RECORDS PROVIDED:
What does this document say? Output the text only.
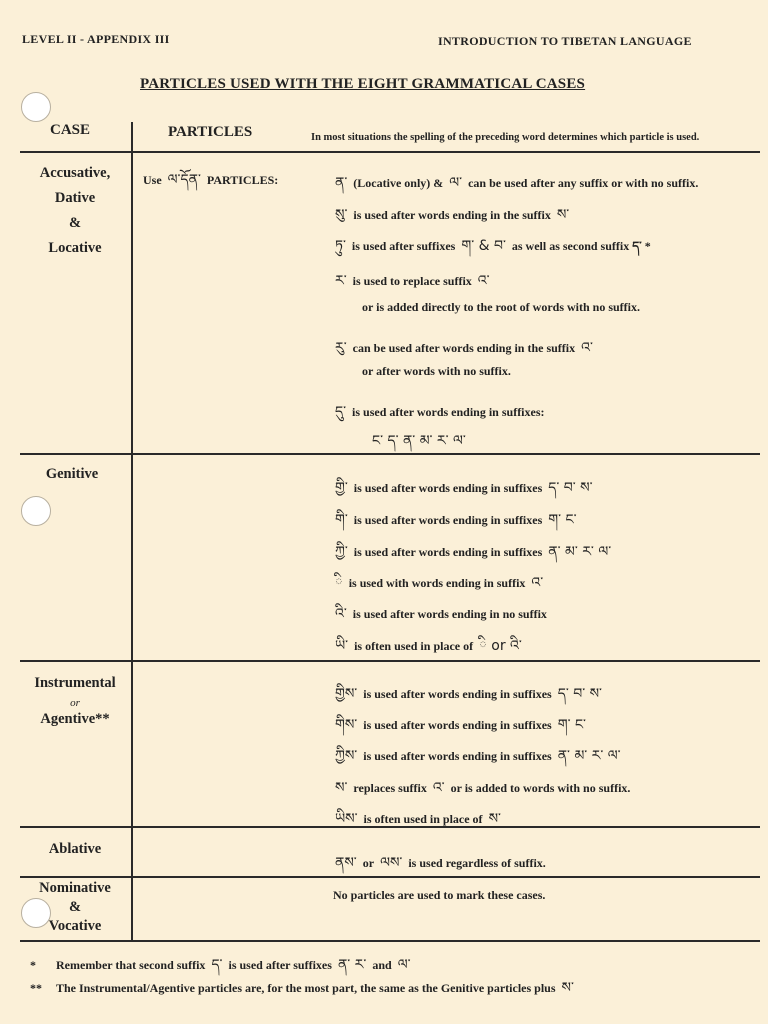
LEVEL II - APPENDIX III	INTRODUCTION TO TIBETAN LANGUAGE
PARTICLES USED WITH THE EIGHT GRAMMATICAL CASES
CASE	PARTICLES	In most situations the spelling of the preceding word determines which particle is used.
Accusative,
Dative
&
Locative
Use ལ་དོན་ PARTICLES:	ན་ (Locative only) & ལ་ can be used after any suffix or with no suffix.
སུ་ is used after words ending in the suffix ས་
ཏུ་ is used after suffixes ག་ & བ་ as well as second suffix ད་ *
ར་ is used to replace suffix འ་
or is added directly to the root of words with no suffix.
རུ་ can be used after words ending in the suffix འ་
or after words with no suffix.
དུ་ is used after words ending in suffixes:
ང་ ད་ ན་ མ་ ར་ ལ་
Genitive
གྱི་ is used after words ending in suffixes ད་ བ་ ས་
གི་ is used after words ending in suffixes ག་ ང་
ཀྱི་ is used after words ending in suffixes ན་ མ་ ར་ ལ་
ི is used with words ending in suffix འ་
འི་ is used after words ending in no suffix
ཡི་ is often used in place of ི or འི་
Instrumental
or
Agentive**
གྱིས་ is used after words ending in suffixes ད་ བ་ ས་
གིས་ is used after words ending in suffixes ག་ ང་
ཀྱིས་ is used after words ending in suffixes ན་ མ་ ར་ ལ་
ས་ replaces suffix འ་ or is added to words with no suffix.
ཡིས་ is often used in place of ས་
Ablative
ནས་ or ལས་ is used regardless of suffix.
Nominative
&
Vocative
No particles are used to mark these cases.
* Remember that second suffix ད་ is used after suffixes ན་ ར་ and ལ་
** The Instrumental/Agentive particles are, for the most part, the same as the Genitive particles plus ས་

WORK INSTRUCTIONS:
Copy every entry exactly as written. Pictures are excluded.

RESPONSE TO THIS TASK:
What does this document say? Output the text only.
LEVEL II - APPENDIX III	INTRODUCTION TO TIBETAN LANGUAGE
PARTICLES USED WITH THE EIGHT GRAMMATICAL CASES
CASE	PARTICLES	In most situations the spelling of the preceding word determines which particle is used.
Accusative,
Dative
&
Locative
Use ལ་དོན་ PARTICLES:	ན་ (Locative only) & ལ་ can be used after any suffix or with no suffix.
སུ་ is used after words ending in the suffix ས་
ཏུ་ is used after suffixes ག་ & བ་ as well as second suffix ད་ *
ར་ is used to replace suffix འ་
or is added directly to the root of words with no suffix.
རུ་ can be used after words ending in the suffix འ་
or after words with no suffix.
དུ་ is used after words ending in suffixes:
ང་ ད་ ན་ མ་ ར་ ལ་
Genitive
གྱི་ is used after words ending in suffixes ད་ བ་ ས་
གི་ is used after words ending in suffixes ག་ ང་
ཀྱི་ is used after words ending in suffixes ན་ མ་ ར་ ལ་
ི is used with words ending in suffix འ་
འི་ is used after words ending in no suffix
ཡི་ is often used in place of ི or འི་
Instrumental
or
Agentive**
གྱིས་ is used after words ending in suffixes ད་ བ་ ས་
གིས་ is used after words ending in suffixes ག་ ང་
ཀྱིས་ is used after words ending in suffixes ན་ མ་ ར་ ལ་
ས་ replaces suffix འ་ or is added to words with no suffix.
ཡིས་ is often used in place of ས་
Ablative
ནས་ or ལས་ is used regardless of suffix.
Nominative
&
Vocative
No particles are used to mark these cases.
* Remember that second suffix ད་ is used after suffixes ན་ ར་ and ལ་
** The Instrumental/Agentive particles are, for the most part, the same as the Genitive particles plus ས་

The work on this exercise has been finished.